Record set:
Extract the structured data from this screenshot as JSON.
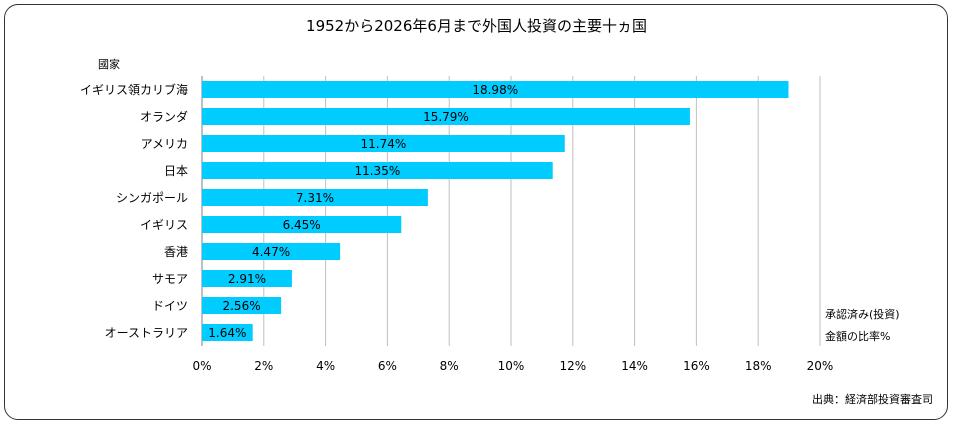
{
  "chart_data": {
    "type": "bar",
    "orientation": "horizontal",
    "title": "1952から2026年6月まで外国人投資の主要十ヵ国",
    "ylabel": "國家",
    "xlabel_lines": [
      "承認済み(投資)",
      "金額の比率%"
    ],
    "source": "出典：経済部投資審査司",
    "categories": [
      "イギリス領カリブ海",
      "オランダ",
      "アメリカ",
      "日本",
      "シンガポール",
      "イギリス",
      "香港",
      "サモア",
      "ドイツ",
      "オーストラリア"
    ],
    "values": [
      18.98,
      15.79,
      11.74,
      11.35,
      7.31,
      6.45,
      4.47,
      2.91,
      2.56,
      1.64
    ],
    "value_labels": [
      "18.98%",
      "15.79%",
      "11.74%",
      "11.35%",
      "7.31%",
      "6.45%",
      "4.47%",
      "2.91%",
      "2.56%",
      "1.64%"
    ],
    "xlim": [
      0,
      20
    ],
    "xticks": [
      "0%",
      "2%",
      "4%",
      "6%",
      "8%",
      "10%",
      "12%",
      "14%",
      "16%",
      "18%",
      "20%"
    ],
    "grid": true,
    "bar_color": "#00CCFF",
    "grid_color": "#BFBFBF"
  }
}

Your goal: Repeat the listing above exactly, with no pictures.

Full solution:
Extract the structured data from this screenshot as JSON.
{
  "chart_data": {
    "type": "bar",
    "orientation": "horizontal",
    "title": "1952から2026年6月まで外国人投資の主要十ヵ国",
    "ylabel": "國家",
    "xlabel_lines": [
      "承認済み(投資)",
      "金額の比率%"
    ],
    "source": "出典：経済部投資審査司",
    "categories": [
      "イギリス領カリブ海",
      "オランダ",
      "アメリカ",
      "日本",
      "シンガポール",
      "イギリス",
      "香港",
      "サモア",
      "ドイツ",
      "オーストラリア"
    ],
    "values": [
      18.98,
      15.79,
      11.74,
      11.35,
      7.31,
      6.45,
      4.47,
      2.91,
      2.56,
      1.64
    ],
    "value_labels": [
      "18.98%",
      "15.79%",
      "11.74%",
      "11.35%",
      "7.31%",
      "6.45%",
      "4.47%",
      "2.91%",
      "2.56%",
      "1.64%"
    ],
    "xlim": [
      0,
      20
    ],
    "xticks": [
      "0%",
      "2%",
      "4%",
      "6%",
      "8%",
      "10%",
      "12%",
      "14%",
      "16%",
      "18%",
      "20%"
    ],
    "grid": true,
    "bar_color": "#00CCFF",
    "grid_color": "#BFBFBF"
  }
}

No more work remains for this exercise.